+++ Records to use +++
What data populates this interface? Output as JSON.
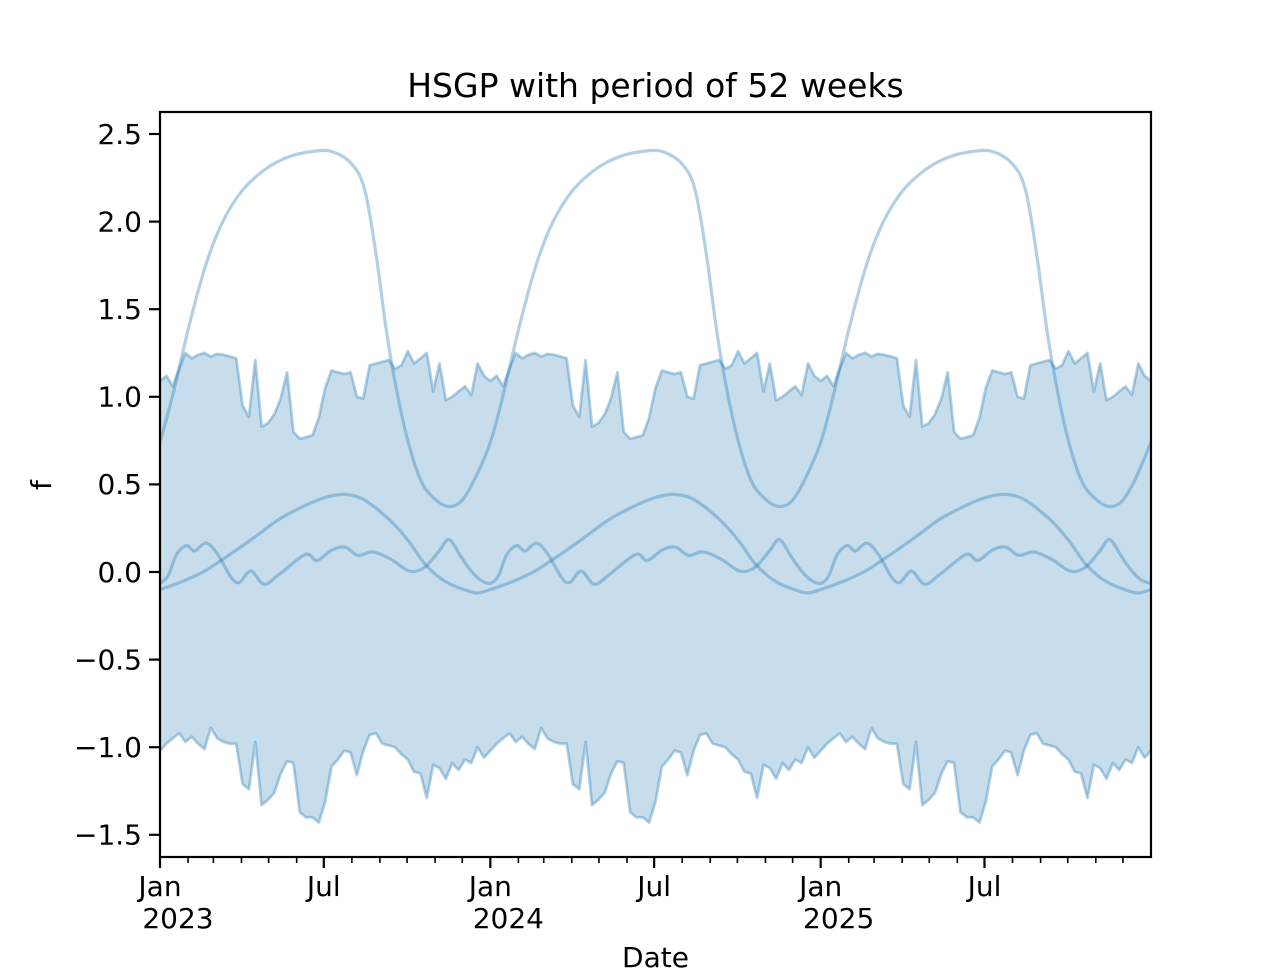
{
  "chart_data": {
    "type": "area",
    "title": "HSGP with period of 52 weeks",
    "xlabel": "Date",
    "ylabel": "f",
    "period_weeks": 52,
    "grid": false,
    "legend": "none",
    "plot_bg": "#ffffff",
    "colors": {
      "accent": "#1f77b4",
      "band_fill": "rgba(31,119,180,0.25)",
      "band_edge": "rgba(31,119,180,0.35)",
      "sample_line": "rgba(31,119,180,0.35)",
      "axis": "#000000"
    },
    "x_axis": {
      "unit": "years since 2023-01-01",
      "range": [
        0,
        3
      ],
      "minor_ticks": "monthly"
    },
    "ylim": [
      -1.63,
      2.63
    ],
    "yticks": [
      {
        "value": 2.5,
        "label": "2.5"
      },
      {
        "value": 2.0,
        "label": "2.0"
      },
      {
        "value": 1.5,
        "label": "1.5"
      },
      {
        "value": 1.0,
        "label": "1.0"
      },
      {
        "value": 0.5,
        "label": "0.5"
      },
      {
        "value": 0.0,
        "label": "0.0"
      },
      {
        "value": -0.5,
        "label": "−0.5"
      },
      {
        "value": -1.0,
        "label": "−1.0"
      },
      {
        "value": -1.5,
        "label": "−1.5"
      }
    ],
    "xticks": [
      {
        "t": 0.0,
        "line1": "Jan",
        "line2": "2023"
      },
      {
        "t": 0.4959,
        "line1": "Jul",
        "line2": ""
      },
      {
        "t": 1.0,
        "line1": "Jan",
        "line2": "2024"
      },
      {
        "t": 1.4959,
        "line1": "Jul",
        "line2": ""
      },
      {
        "t": 2.0,
        "line1": "Jan",
        "line2": "2025"
      },
      {
        "t": 2.4959,
        "line1": "Jul",
        "line2": ""
      }
    ],
    "band": {
      "name": "credible-interval",
      "weeks_per_year": 52,
      "years": 3,
      "upper": [
        1.09,
        1.12,
        1.06,
        1.16,
        1.25,
        1.22,
        1.24,
        1.25,
        1.23,
        1.245,
        1.24,
        1.23,
        1.22,
        0.95,
        0.885,
        1.21,
        0.83,
        0.85,
        0.9,
        0.99,
        1.14,
        0.8,
        0.76,
        0.77,
        0.78,
        0.88,
        1.05,
        1.15,
        1.14,
        1.13,
        1.14,
        1.0,
        0.99,
        1.18,
        1.19,
        1.2,
        1.21,
        1.16,
        1.18,
        1.26,
        1.19,
        1.22,
        1.25,
        1.03,
        1.19,
        0.98,
        1.0,
        1.03,
        1.06,
        1.01,
        1.19,
        1.12
      ],
      "lower": [
        -1.02,
        -0.98,
        -0.95,
        -0.92,
        -0.97,
        -0.94,
        -0.98,
        -1.01,
        -0.89,
        -0.95,
        -0.97,
        -0.98,
        -0.98,
        -1.21,
        -1.24,
        -0.97,
        -1.33,
        -1.3,
        -1.26,
        -1.15,
        -1.08,
        -1.09,
        -1.37,
        -1.4,
        -1.4,
        -1.43,
        -1.31,
        -1.11,
        -1.07,
        -1.02,
        -1.03,
        -1.16,
        -1.02,
        -0.93,
        -0.92,
        -0.98,
        -0.99,
        -1.0,
        -1.04,
        -1.07,
        -1.14,
        -1.15,
        -1.29,
        -1.1,
        -1.12,
        -1.18,
        -1.09,
        -1.13,
        -1.07,
        -1.09,
        -1.0,
        -1.06
      ]
    },
    "series": [
      {
        "name": "gp-sample-large",
        "period_years": 1,
        "points": [
          [
            0,
            0.74
          ],
          [
            0.04,
            1.02
          ],
          [
            0.09,
            1.42
          ],
          [
            0.14,
            1.76
          ],
          [
            0.19,
            2.0
          ],
          [
            0.25,
            2.18
          ],
          [
            0.32,
            2.3
          ],
          [
            0.39,
            2.37
          ],
          [
            0.46,
            2.4
          ],
          [
            0.52,
            2.4
          ],
          [
            0.58,
            2.33
          ],
          [
            0.62,
            2.18
          ],
          [
            0.655,
            1.8
          ],
          [
            0.685,
            1.38
          ],
          [
            0.715,
            1.05
          ],
          [
            0.75,
            0.75
          ],
          [
            0.79,
            0.52
          ],
          [
            0.83,
            0.42
          ],
          [
            0.87,
            0.375
          ],
          [
            0.91,
            0.4
          ],
          [
            0.95,
            0.52
          ],
          [
            1,
            0.74
          ]
        ]
      },
      {
        "name": "gp-sample-medium",
        "period_years": 1,
        "points": [
          [
            0,
            -0.1
          ],
          [
            0.06,
            -0.06
          ],
          [
            0.13,
            0.0
          ],
          [
            0.2,
            0.085
          ],
          [
            0.28,
            0.19
          ],
          [
            0.36,
            0.3
          ],
          [
            0.44,
            0.38
          ],
          [
            0.5,
            0.425
          ],
          [
            0.555,
            0.443
          ],
          [
            0.61,
            0.42
          ],
          [
            0.66,
            0.355
          ],
          [
            0.71,
            0.27
          ],
          [
            0.755,
            0.17
          ],
          [
            0.8,
            0.05
          ],
          [
            0.845,
            -0.03
          ],
          [
            0.88,
            -0.07
          ],
          [
            0.92,
            -0.1
          ],
          [
            0.96,
            -0.12
          ],
          [
            1,
            -0.1
          ]
        ]
      },
      {
        "name": "gp-sample-wiggly",
        "period_years": 1,
        "points": [
          [
            0,
            -0.065
          ],
          [
            0.025,
            -0.02
          ],
          [
            0.05,
            0.1
          ],
          [
            0.08,
            0.15
          ],
          [
            0.105,
            0.12
          ],
          [
            0.14,
            0.165
          ],
          [
            0.175,
            0.1
          ],
          [
            0.215,
            -0.03
          ],
          [
            0.24,
            -0.06
          ],
          [
            0.275,
            0.005
          ],
          [
            0.315,
            -0.07
          ],
          [
            0.36,
            -0.015
          ],
          [
            0.44,
            0.1
          ],
          [
            0.475,
            0.065
          ],
          [
            0.52,
            0.125
          ],
          [
            0.56,
            0.142
          ],
          [
            0.6,
            0.095
          ],
          [
            0.645,
            0.115
          ],
          [
            0.7,
            0.072
          ],
          [
            0.755,
            0.005
          ],
          [
            0.8,
            0.025
          ],
          [
            0.845,
            0.12
          ],
          [
            0.875,
            0.185
          ],
          [
            0.91,
            0.09
          ],
          [
            0.94,
            0.01
          ],
          [
            0.97,
            -0.045
          ],
          [
            1,
            -0.065
          ]
        ]
      }
    ]
  }
}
+++
The answer is a single number: how many lines include the word "value"?

### Correct answer
9